▶ Kurzauftrag 1:
Suchen Sie aus den folgenden Datensätzen jede Zeile heraus, in der das Wort „member“ vorkommt.

Positiv formuliert heißt das nichts anderes, dass Frauen und Männer die gleiche Verantwortung für die Schöpfung und das menschliche Miteinander haben. Gleiche Verantwortung heißt auch den gleichen Zugang zu allen Leitungsaufgaben in Politik und Gesellschaft und auch in unserer Kirche.

Die Lebenswirklichkeit der meisten Frauen sieht ganz anders aus. Unterdrückung von Frauen, Männergewalt gegen Frauen, Zwangsprostitution, schlechtere Bildungschancen, weniger Lohn für die gleiche Arbeit und und und … Das findet nicht allein irgendwo in anderen Erdteilen statt, sondern auch hier in Deutschland und Europa.
Solange das so ist, bleibt der internationale Frauentag notwendig, nicht zuletzt für uns Männer. Ich glaube, aufgrund des Pallottischen Menschenbildes steht es uns, den Mitgliedern der Vereinigung vom katholischen Apostolat, gut an, an einer gerechten Welt mitzubauen und den Weltfrauentag zu unterstützen. Um mein Statement abzurunden, will ich mit dem ersten Satz des Grundgesetztes der Bundesrepublik Deutschland enden. Ich finde diesen Satz genial, weil er für mich den Grundgedanken der anfangs zitierten Schöpfungsgeschichte für heute kurz und sehr klar ausdrückt, nämlich:
„Die Würde des Menschen ist unantastbar“ (Art.1, Abs. 1, Satz 1 GG)“

Bruder Klaus Schneider SAC, Bahnhofsmission Augsburg

 

Einsatz für Gerechtigkeit ist eine Menschenpflicht
„Die Beziehung der Geschlechter scheint mir eines der wichtigsten Aufgabenfelder im Einsatz für mehr Gerechtigkeit. In den verschiedenen Kulturen und Weltgegenden geht es dabei auf den ersten Blick um sehr unterschiedliche Dinge, auf den zweiten Blick aber erkennt man, dass immer Jahrhunderte alte Rollenfestschreibungen und Klischeevermittlungen im Weg stehen.

▶ Bereitgestelltes Material:

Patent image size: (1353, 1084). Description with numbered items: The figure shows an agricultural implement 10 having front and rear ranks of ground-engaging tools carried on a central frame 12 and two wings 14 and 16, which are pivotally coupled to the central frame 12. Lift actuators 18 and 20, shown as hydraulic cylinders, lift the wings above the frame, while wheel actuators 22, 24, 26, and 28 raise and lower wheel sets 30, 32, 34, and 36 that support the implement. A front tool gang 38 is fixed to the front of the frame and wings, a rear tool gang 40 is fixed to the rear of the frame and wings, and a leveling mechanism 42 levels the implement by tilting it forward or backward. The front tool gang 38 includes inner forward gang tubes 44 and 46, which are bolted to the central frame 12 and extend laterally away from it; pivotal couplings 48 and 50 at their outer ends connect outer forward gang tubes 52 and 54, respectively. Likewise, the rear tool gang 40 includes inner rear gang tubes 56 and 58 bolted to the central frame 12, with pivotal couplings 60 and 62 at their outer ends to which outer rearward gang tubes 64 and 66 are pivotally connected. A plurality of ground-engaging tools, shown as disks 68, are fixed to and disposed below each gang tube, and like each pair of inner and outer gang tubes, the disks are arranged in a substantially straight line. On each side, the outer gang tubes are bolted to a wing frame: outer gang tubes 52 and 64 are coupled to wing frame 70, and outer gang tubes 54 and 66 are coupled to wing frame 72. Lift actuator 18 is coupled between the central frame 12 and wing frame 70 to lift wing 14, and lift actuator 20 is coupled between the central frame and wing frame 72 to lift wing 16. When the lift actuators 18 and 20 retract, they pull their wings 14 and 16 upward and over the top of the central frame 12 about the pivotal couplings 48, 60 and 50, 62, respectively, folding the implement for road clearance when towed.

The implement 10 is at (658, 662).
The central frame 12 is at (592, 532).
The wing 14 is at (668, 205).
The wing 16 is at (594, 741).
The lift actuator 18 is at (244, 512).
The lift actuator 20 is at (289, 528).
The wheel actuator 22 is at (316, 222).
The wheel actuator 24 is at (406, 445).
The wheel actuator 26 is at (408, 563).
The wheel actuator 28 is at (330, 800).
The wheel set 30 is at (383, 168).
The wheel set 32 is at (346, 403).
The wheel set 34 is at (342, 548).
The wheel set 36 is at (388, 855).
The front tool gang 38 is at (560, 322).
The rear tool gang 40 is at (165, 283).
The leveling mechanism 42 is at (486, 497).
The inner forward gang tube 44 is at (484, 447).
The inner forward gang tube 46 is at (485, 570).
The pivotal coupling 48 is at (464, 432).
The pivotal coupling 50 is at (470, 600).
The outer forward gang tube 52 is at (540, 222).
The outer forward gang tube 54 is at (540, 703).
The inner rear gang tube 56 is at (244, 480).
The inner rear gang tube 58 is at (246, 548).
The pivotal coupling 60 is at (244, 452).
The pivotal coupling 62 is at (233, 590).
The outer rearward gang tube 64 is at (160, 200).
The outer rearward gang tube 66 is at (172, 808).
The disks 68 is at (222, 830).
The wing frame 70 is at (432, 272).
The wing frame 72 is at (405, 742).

---

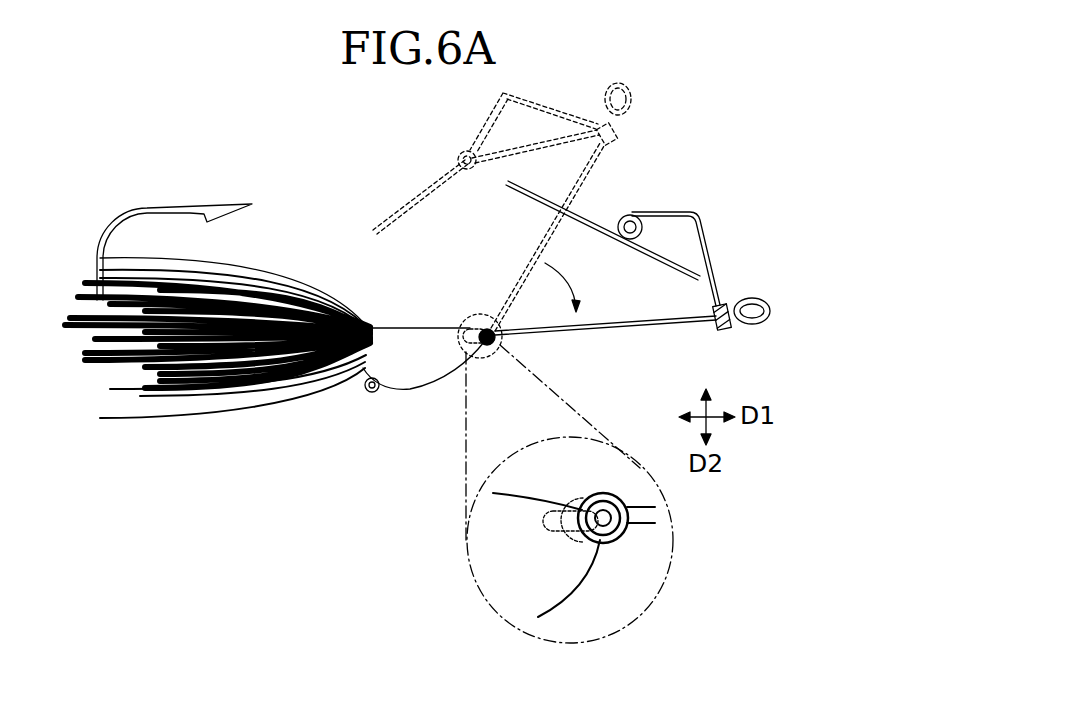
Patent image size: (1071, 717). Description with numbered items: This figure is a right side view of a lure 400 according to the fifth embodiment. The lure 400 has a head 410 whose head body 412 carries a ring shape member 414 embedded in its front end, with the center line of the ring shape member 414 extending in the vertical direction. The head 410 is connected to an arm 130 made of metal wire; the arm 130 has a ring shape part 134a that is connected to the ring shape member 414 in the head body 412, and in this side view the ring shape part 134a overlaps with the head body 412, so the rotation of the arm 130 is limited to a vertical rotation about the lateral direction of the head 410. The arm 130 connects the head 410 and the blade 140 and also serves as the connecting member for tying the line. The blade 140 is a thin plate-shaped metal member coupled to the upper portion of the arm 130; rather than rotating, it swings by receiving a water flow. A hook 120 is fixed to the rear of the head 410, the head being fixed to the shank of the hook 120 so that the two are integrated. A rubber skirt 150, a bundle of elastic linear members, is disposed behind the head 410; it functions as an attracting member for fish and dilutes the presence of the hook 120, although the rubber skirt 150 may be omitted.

▶ Kurzauftrag 2:
Tippen Sie aus dem obigen Textauszug zum Weltfrauentag alles von „Bruder Klaus Schneider“ bis hinunter zu „im Weg stehen.“ wortgetreu ab.

▶ Endergebnis 1:
Patent image size: (1071, 717). Description with numbered items: This figure is a right side view of a lure 400 according to the fifth embodiment. The lure 400 has a head 410 whose head body 412 carries a ring shape member 414 embedded in its front end, with the center line of the ring shape member 414 extending in the vertical direction. The head 410 is connected to an arm 130 made of metal wire; the arm 130 has a ring shape part 134a that is connected to the ring shape member 414 in the head body 412, and in this side view the ring shape part 134a overlaps with the head body 412, so the rotation of the arm 130 is limited to a vertical rotation about the lateral direction of the head 410. The arm 130 connects the head 410 and the blade 140 and also serves as the connecting member for tying the line. The blade 140 is a thin plate-shaped metal member coupled to the upper portion of the arm 130; rather than rotating, it swings by receiving a water flow. A hook 120 is fixed to the rear of the head 410, the head being fixed to the shank of the hook 120 so that the two are integrated. A rubber skirt 150, a bundle of elastic linear members, is disposed behind the head 410; it functions as an attracting member for fish and dilutes the presence of the hook 120, although the rubber skirt 150 may be omitted.

▶ Endergebnis 2:
Bruder Klaus Schneider SAC, Bahnhofsmission Augsburg

 

Einsatz für Gerechtigkeit ist eine Menschenpflicht
„Die Beziehung der Geschlechter scheint mir eines der wichtigsten Aufgabenfelder im Einsatz für mehr Gerechtigkeit. In den verschiedenen Kulturen und Weltgegenden geht es dabei auf den ersten Blick um sehr unterschiedliche Dinge, auf den zweiten Blick aber erkennt man, dass immer Jahrhunderte alte Rollenfestschreibungen und Klischeevermittlungen im Weg stehen.